--- TASK STATEMENT ---
Repeat word for word every line of the records from the one containing "table-cell: RTVE (116, 473, 179, 484)" down to the one containing "question-number: 8. (91, 73, 100, 84)", including both of those lines.

[A block of data]
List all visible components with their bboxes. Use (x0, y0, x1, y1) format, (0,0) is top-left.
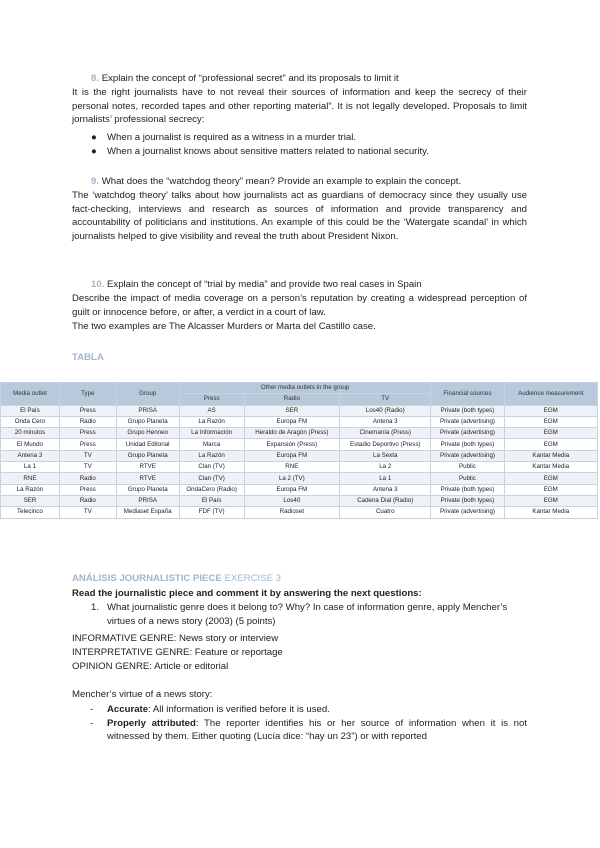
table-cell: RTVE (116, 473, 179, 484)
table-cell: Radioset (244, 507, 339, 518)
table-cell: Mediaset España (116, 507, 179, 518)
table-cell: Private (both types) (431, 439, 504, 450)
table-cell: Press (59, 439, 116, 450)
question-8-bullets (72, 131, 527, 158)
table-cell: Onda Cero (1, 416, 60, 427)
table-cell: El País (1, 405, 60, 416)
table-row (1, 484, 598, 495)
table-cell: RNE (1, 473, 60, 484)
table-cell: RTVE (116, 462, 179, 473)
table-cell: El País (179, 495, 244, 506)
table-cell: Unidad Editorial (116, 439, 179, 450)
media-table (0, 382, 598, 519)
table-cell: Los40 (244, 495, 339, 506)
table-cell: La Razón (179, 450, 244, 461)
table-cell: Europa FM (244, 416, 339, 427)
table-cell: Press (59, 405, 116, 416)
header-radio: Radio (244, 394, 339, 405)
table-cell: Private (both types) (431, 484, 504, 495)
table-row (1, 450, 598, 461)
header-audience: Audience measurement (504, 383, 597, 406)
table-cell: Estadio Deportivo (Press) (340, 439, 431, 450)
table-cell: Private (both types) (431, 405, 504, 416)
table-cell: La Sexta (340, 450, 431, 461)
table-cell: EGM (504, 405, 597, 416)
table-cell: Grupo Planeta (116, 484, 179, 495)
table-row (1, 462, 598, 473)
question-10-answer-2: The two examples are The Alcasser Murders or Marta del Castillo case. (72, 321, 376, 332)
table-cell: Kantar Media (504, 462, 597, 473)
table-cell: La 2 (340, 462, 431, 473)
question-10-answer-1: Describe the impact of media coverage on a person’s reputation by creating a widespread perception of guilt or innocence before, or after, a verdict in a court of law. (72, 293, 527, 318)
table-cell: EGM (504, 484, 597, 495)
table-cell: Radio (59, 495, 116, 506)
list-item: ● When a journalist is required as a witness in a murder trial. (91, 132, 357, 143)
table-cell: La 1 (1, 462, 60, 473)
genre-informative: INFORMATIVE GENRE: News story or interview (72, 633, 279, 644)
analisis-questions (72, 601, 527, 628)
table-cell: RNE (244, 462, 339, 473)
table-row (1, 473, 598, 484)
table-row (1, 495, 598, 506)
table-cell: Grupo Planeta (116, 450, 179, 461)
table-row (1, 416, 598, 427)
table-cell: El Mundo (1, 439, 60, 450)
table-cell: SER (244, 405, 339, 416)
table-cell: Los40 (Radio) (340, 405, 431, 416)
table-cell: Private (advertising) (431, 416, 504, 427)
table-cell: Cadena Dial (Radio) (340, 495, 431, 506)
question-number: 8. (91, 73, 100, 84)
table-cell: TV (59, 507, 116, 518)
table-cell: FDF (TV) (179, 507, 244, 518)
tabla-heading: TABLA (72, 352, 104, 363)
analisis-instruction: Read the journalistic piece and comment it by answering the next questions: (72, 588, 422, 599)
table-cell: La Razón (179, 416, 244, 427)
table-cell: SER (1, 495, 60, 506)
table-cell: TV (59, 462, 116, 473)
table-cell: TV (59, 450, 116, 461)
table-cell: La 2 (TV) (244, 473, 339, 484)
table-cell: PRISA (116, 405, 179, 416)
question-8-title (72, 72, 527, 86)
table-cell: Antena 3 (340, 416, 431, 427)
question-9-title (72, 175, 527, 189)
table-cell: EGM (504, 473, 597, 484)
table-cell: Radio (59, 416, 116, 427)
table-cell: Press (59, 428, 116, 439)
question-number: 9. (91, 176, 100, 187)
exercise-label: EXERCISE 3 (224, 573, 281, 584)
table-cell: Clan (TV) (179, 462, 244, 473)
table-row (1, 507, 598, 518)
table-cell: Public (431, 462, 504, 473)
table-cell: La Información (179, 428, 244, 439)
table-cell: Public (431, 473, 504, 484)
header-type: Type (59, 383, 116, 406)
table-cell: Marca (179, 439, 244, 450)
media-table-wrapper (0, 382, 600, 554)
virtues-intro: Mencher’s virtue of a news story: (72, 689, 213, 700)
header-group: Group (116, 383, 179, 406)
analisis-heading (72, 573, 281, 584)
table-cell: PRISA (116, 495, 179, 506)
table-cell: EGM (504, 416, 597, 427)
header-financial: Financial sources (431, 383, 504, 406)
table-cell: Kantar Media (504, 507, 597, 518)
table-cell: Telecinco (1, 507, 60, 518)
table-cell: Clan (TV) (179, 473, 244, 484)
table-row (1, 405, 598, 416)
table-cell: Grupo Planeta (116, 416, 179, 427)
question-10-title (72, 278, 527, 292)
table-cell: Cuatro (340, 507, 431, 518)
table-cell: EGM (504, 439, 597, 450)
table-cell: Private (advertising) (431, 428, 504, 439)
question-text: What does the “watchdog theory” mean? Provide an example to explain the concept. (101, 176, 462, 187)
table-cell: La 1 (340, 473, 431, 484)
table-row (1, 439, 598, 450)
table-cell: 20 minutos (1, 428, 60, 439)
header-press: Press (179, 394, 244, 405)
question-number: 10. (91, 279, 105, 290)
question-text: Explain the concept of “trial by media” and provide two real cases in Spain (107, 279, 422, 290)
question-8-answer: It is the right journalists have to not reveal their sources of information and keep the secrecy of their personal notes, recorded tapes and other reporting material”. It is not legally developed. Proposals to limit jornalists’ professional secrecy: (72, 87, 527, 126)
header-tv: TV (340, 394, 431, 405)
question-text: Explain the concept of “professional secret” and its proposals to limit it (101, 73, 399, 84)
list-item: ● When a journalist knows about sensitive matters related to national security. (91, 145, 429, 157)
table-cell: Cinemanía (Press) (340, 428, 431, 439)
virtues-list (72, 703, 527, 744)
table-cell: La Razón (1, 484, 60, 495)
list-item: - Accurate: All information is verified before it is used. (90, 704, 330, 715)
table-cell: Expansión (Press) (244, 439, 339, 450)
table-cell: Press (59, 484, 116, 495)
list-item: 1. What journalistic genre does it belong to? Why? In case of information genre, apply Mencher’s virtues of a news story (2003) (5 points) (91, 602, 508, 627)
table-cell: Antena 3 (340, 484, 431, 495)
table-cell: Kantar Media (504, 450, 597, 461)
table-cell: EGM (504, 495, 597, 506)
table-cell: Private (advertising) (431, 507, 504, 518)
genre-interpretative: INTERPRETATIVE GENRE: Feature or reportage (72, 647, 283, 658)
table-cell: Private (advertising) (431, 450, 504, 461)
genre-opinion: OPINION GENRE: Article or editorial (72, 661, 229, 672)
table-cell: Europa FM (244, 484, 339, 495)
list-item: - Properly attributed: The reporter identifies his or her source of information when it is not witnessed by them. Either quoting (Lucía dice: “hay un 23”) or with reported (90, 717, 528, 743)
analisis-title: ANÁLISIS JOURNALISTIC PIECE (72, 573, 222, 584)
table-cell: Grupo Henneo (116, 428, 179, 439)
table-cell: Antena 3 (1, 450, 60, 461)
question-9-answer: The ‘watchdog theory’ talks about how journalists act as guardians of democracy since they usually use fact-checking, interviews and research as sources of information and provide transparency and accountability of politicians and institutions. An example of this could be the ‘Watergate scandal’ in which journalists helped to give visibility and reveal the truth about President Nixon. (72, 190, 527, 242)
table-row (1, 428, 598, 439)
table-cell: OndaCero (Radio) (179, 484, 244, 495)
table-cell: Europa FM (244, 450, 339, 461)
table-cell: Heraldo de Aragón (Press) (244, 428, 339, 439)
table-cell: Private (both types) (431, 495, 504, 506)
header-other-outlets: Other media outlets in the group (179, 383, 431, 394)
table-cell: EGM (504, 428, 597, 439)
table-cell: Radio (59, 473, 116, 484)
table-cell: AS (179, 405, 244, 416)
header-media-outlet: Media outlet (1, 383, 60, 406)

* * *

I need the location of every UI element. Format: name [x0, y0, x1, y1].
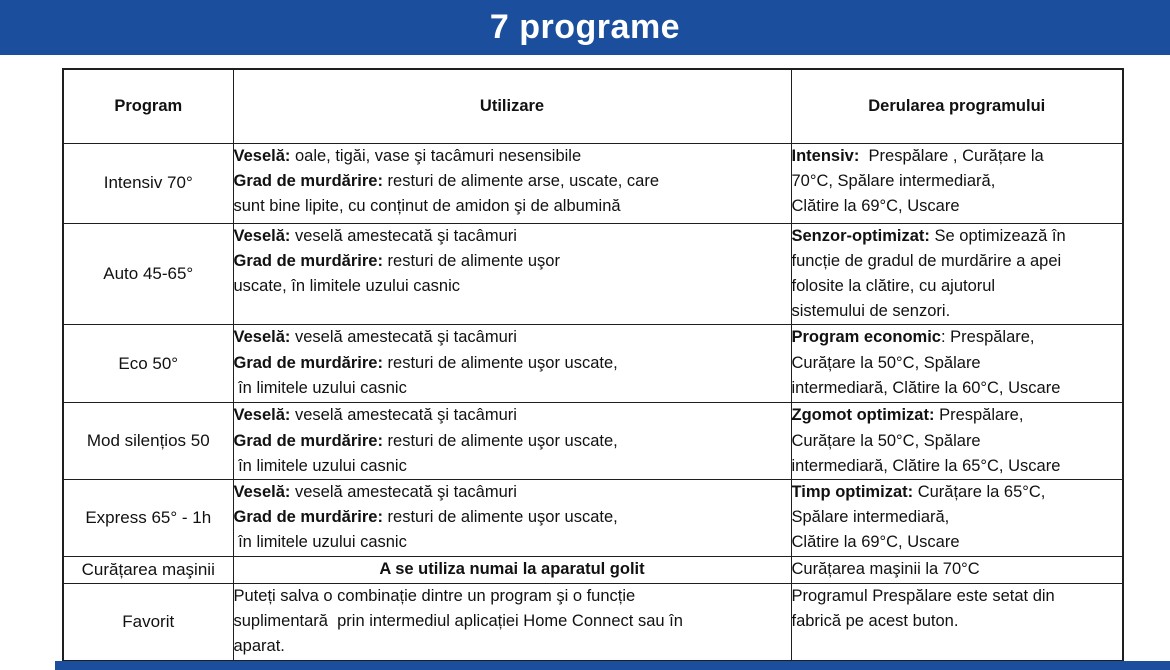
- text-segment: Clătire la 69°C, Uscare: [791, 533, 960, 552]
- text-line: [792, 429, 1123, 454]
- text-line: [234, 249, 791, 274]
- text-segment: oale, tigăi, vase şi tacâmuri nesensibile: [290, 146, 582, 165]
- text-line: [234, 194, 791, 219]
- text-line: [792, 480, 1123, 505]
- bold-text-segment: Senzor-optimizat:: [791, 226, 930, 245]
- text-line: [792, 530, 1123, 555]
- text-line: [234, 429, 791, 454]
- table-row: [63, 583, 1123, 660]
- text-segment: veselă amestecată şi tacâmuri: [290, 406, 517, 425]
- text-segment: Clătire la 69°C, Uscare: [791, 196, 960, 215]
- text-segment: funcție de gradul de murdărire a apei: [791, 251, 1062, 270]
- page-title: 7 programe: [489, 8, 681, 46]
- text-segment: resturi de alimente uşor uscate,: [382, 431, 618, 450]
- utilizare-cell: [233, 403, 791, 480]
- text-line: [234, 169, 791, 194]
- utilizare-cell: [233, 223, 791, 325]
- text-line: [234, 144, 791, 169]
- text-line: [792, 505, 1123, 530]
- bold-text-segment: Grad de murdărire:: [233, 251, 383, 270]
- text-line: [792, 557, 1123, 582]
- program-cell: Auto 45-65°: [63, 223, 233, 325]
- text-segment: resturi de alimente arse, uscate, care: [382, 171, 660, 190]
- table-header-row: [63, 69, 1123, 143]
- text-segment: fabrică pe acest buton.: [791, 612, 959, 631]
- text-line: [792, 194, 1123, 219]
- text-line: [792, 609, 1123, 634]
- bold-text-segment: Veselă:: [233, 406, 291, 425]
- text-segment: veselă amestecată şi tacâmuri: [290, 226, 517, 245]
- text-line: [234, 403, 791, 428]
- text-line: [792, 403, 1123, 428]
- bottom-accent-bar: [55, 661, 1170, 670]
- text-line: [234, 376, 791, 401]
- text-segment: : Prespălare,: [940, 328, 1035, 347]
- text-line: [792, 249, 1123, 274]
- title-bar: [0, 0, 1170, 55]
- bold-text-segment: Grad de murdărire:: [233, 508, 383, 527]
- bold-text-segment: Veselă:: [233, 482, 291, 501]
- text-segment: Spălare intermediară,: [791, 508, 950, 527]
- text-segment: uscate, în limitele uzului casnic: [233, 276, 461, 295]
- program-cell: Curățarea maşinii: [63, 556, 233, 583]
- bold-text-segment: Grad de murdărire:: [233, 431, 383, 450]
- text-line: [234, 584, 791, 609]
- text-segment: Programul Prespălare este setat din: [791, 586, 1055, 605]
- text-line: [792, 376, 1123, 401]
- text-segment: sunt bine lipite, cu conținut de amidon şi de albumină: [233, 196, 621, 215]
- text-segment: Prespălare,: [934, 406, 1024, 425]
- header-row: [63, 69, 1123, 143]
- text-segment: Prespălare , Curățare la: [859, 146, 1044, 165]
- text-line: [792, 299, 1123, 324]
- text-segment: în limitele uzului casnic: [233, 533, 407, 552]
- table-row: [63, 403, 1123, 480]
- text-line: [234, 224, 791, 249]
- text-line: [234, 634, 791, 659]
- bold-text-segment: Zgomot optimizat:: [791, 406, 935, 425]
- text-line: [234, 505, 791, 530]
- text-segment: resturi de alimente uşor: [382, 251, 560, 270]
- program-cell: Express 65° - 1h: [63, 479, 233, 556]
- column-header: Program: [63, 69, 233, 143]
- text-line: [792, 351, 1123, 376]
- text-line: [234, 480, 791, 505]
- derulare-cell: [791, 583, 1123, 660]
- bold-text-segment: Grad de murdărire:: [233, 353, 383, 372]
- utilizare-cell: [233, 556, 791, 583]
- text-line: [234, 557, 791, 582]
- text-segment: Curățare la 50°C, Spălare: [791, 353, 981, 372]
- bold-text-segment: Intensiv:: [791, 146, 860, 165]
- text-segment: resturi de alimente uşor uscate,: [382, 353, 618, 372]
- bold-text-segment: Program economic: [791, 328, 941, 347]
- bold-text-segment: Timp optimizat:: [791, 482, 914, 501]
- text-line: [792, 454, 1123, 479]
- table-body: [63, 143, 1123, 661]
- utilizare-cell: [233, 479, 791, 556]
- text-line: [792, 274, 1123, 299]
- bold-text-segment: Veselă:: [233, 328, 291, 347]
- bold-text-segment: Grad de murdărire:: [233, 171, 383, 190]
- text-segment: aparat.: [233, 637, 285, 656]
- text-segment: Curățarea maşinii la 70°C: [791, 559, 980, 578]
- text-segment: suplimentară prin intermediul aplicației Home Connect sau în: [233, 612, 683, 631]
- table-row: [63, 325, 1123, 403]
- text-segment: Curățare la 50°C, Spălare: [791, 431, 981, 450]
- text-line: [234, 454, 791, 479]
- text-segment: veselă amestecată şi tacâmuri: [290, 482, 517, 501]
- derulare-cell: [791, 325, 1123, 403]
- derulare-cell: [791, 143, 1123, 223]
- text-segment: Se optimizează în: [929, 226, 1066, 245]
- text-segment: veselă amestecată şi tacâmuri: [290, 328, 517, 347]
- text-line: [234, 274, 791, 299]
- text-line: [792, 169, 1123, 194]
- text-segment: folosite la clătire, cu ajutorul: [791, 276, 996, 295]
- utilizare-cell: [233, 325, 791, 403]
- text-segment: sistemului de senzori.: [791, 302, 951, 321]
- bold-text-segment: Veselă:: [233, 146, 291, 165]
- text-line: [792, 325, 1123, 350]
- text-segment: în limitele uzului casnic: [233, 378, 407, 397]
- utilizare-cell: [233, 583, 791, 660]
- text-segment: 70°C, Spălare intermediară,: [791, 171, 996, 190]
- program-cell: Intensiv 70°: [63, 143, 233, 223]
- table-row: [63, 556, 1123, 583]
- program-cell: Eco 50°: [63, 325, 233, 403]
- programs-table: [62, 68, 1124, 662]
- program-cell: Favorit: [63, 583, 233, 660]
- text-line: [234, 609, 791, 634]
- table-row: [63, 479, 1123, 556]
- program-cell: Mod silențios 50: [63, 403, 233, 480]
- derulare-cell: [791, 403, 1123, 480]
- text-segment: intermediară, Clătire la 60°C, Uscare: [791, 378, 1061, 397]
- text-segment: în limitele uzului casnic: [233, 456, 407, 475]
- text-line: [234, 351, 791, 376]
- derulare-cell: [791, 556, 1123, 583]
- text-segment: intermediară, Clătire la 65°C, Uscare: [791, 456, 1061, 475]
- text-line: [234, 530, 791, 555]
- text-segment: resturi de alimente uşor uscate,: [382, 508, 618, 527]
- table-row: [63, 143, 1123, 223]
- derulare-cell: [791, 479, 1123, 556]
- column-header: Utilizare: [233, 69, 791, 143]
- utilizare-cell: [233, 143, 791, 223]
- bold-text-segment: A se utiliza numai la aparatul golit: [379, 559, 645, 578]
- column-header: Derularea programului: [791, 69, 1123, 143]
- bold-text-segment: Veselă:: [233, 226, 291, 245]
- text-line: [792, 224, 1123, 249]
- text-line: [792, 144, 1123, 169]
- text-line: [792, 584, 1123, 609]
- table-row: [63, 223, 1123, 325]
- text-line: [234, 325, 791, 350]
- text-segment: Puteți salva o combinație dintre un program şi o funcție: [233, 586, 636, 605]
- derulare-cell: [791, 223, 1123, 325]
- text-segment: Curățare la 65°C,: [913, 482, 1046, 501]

--- SOLUTION ---
table-cell: RTVE (116, 473, 179, 484)
table-cell: Radioset (244, 507, 339, 518)
table-cell: Mediaset España (116, 507, 179, 518)
table-cell: Private (both types) (431, 439, 504, 450)
table-cell: Press (59, 439, 116, 450)
question-8-bullets (72, 131, 527, 158)
table-cell: Onda Cero (1, 416, 60, 427)
table-cell: El País (1, 405, 60, 416)
table-row (1, 484, 598, 495)
table-cell: RNE (1, 473, 60, 484)
table-cell: RTVE (116, 462, 179, 473)
table-cell: El País (179, 495, 244, 506)
table-cell: Unidad Editorial (116, 439, 179, 450)
media-table (0, 382, 598, 519)
table-cell: Los40 (244, 495, 339, 506)
table-cell: La Razón (179, 450, 244, 461)
table-cell: Europa FM (244, 416, 339, 427)
table-cell: Press (59, 405, 116, 416)
header-radio: Radio (244, 394, 339, 405)
table-cell: Private (both types) (431, 484, 504, 495)
table-row (1, 450, 598, 461)
header-audience: Audience measurement (504, 383, 597, 406)
table-cell: Estadio Deportivo (Press) (340, 439, 431, 450)
table-cell: Private (both types) (431, 405, 504, 416)
table-cell: La Sexta (340, 450, 431, 461)
table-cell: EGM (504, 405, 597, 416)
table-cell: Grupo Planeta (116, 484, 179, 495)
table-row (1, 462, 598, 473)
question-10-answer-2: The two examples are The Alcasser Murders or Marta del Castillo case. (72, 321, 376, 332)
table-cell: Kantar Media (504, 462, 597, 473)
table-cell: La 2 (340, 462, 431, 473)
question-10-answer-1: Describe the impact of media coverage on a person’s reputation by creating a widespread perception of guilt or innocence before, or after, a verdict in a court of law. (72, 293, 527, 318)
table-cell: EGM (504, 484, 597, 495)
table-cell: Radio (59, 495, 116, 506)
list-item: ● When a journalist is required as a witness in a murder trial. (91, 132, 357, 143)
table-cell: La 1 (1, 462, 60, 473)
genre-informative: INFORMATIVE GENRE: News story or interview (72, 633, 279, 644)
analisis-questions (72, 601, 527, 628)
table-cell: RNE (244, 462, 339, 473)
table-row (1, 473, 598, 484)
table-row (1, 495, 598, 506)
table-cell: Grupo Planeta (116, 450, 179, 461)
table-row (1, 416, 598, 427)
table-cell: El Mundo (1, 439, 60, 450)
table-cell: SER (244, 405, 339, 416)
table-cell: Los40 (Radio) (340, 405, 431, 416)
table-cell: Private (advertising) (431, 416, 504, 427)
table-cell: Cadena Dial (Radio) (340, 495, 431, 506)
question-number: 8. (91, 73, 100, 84)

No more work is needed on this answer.